* _Extract_:
****

In summary, there are three changes:

    1. An optional simplified classification structure
    2. An ability for an employer and senior employee (eg Supervisor, Head Chef, etc) to agree to pay a higher flat rate of pay, instead of overtime or penalty rates for up to 57 hours per week (the “Exemption Rate”);
    3. An ability for employers and employees to agree to pay a flat allowance rate, in substitute for allowances that arise under the Restaurant Award (the “Substitute Allowance”).

 

The Fair Work Commission’s decision includes a draft determination setting out the wording of the new clauses which will be finalised shortly, but no significant amendments are anticipated.

We explain the operation of the new provisions below.

 

A simplified classification structure

From 11 August 2021, employers can choose to “opt in” to a simplified classification structure. Unlike the other changes detailed below, this does not depend on employees agreeing to the change.

If the employer chooses to use the simplified classification structure, it must do so for all relevant employees (it cannot just “cherry pick” the employees it wishes it to apply to). The simplified classification structure applies to any employee above the current “Introductory Level” in the Food and Beverage and Kitchen streams, employees at the Introductory Level will be unaffected by an employer choosing to implement the new classification structure.

The simplified classification structure is as follows:

 

AA.2 Restaurant/Café Worker Grade 1

AA.2.1 Means an employee who is engaged in any of the following:

(a) picking up glasses; or

(b) providing general assistance to food and beverage attendants of a higher classification not including service to customers; or

(c) removing food plates; or

(d) setting or wiping down tables; or

(e) cleaning and tidying associated areas; or

(f) receiving money; or

(g) cooking breakfasts and snacks, baking, pastry cooking or butchering; or

(h) general cleaning duties within a kitchen or food preparation area and scullery, including cleaning cooking and general utensils used in a kitchen and restaurant; or

(i) assisting employees who are cooking; or

(j) assembling and preparing ingredients for cooking; or

(k) general pantry duties.

 

AA.2.2 In addition to the duties set out in AA.2.1, means an employee who has not achieved the appropriate level of training and who is engaged in any of the following:

(a) supplying, dispensing or mixing liquor; or

(b) assisting in the cellar; or

(c) undertaking general waiting duties for food or beverages, including cleaning tables; or

(d) receiving money; or

(e) attending a snack bar; or

(f) performing delivery duties; or

(g) taking reservations and greeting and seating guests.

 

AA.2.3 In addition to the duties set out in AA.2.1 and AA.2.2, means an employee who has the appropriate level of training, and who is engaged in specialised non-cooking duties in a kitchen or food preparation area.

****

* _Provided data_:
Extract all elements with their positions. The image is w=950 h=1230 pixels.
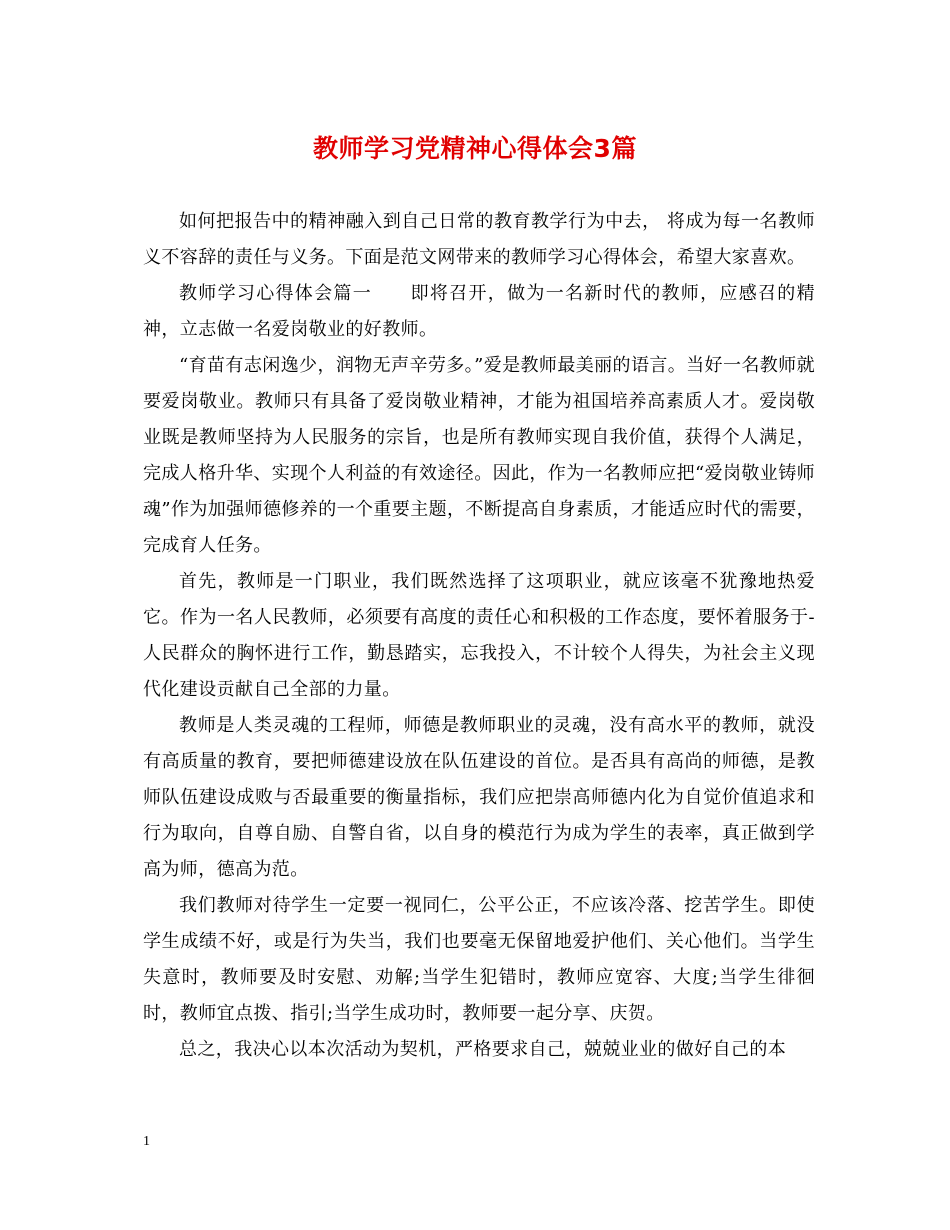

****

* _Task statement_:
Please duplicate the Restaurant Award summary from "AA.2.3 In addition to" up to and including "food preparation area.". The lines are not needed for anything here.

* _Reply_:
AA.2.3 In addition to the duties set out in AA.2.1 and AA.2.2, means an employee who has the appropriate level of training, and who is engaged in specialised non-cooking duties in a kitchen or food preparation area.